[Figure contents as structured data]
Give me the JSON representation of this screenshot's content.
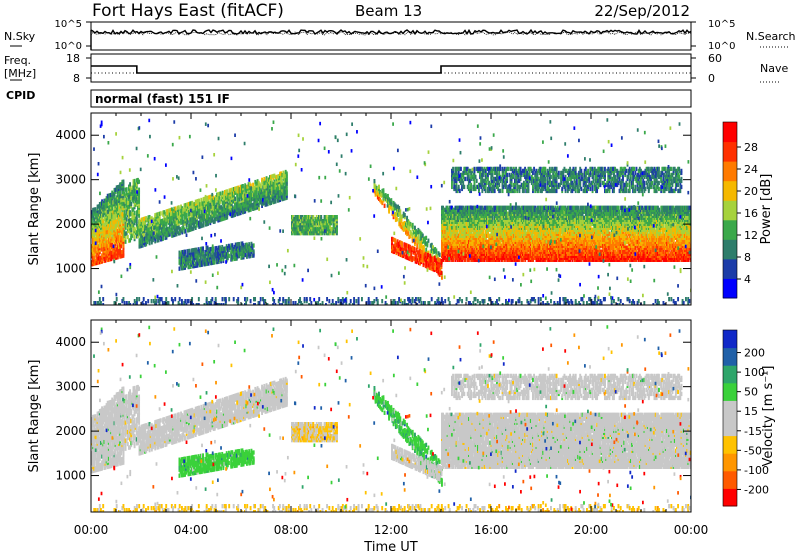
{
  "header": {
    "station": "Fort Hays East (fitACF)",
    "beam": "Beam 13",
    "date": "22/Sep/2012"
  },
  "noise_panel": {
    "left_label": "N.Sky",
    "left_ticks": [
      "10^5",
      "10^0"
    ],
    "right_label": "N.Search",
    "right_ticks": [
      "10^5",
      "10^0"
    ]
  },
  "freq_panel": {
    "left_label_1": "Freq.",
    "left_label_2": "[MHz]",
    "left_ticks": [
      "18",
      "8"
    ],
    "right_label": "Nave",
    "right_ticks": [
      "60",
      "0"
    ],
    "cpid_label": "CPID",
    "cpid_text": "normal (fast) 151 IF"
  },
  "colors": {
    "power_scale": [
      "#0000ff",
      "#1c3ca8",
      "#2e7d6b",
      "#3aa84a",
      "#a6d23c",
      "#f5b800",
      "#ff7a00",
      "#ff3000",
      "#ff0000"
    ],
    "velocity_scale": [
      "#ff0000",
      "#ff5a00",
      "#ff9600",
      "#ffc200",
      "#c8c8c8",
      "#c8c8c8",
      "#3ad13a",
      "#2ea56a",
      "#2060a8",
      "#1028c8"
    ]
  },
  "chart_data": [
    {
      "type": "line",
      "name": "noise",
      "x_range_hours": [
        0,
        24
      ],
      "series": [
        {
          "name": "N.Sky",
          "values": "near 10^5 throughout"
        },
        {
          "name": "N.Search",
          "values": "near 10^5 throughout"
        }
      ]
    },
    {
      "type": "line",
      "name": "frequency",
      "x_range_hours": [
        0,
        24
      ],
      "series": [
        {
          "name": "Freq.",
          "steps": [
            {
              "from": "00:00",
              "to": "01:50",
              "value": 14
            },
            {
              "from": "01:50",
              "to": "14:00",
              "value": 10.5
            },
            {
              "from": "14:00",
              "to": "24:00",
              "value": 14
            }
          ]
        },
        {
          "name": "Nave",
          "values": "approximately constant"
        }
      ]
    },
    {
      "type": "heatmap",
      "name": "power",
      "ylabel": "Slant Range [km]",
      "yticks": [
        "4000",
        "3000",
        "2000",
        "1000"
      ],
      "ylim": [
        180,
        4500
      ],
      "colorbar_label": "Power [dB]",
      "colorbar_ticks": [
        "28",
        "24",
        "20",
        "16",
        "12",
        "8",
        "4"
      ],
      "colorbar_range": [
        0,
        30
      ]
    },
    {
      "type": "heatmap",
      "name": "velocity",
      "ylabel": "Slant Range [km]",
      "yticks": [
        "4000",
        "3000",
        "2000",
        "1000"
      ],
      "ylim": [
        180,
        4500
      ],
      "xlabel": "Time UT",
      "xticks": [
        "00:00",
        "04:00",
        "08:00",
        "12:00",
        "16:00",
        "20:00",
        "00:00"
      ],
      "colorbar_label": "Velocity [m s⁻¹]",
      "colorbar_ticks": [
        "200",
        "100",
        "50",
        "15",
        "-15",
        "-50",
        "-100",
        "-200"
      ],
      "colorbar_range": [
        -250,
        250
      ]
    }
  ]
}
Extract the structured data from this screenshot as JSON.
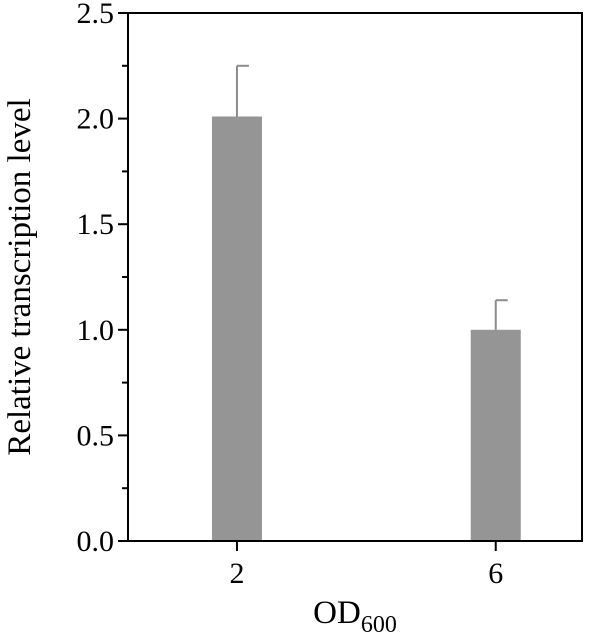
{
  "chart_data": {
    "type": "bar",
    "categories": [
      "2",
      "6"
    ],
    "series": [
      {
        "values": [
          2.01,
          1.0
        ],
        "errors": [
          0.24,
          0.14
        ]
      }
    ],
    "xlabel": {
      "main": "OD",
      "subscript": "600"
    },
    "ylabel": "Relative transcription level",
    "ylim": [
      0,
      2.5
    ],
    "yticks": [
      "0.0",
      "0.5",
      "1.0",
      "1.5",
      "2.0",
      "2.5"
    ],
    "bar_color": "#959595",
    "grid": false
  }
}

§ Instruction: Collect every line from the records above that contains the word "JSON".

§ Written solution:
Give me the JSON representation of this screenshot's content.
Extract the structured data from this screenshot as JSON.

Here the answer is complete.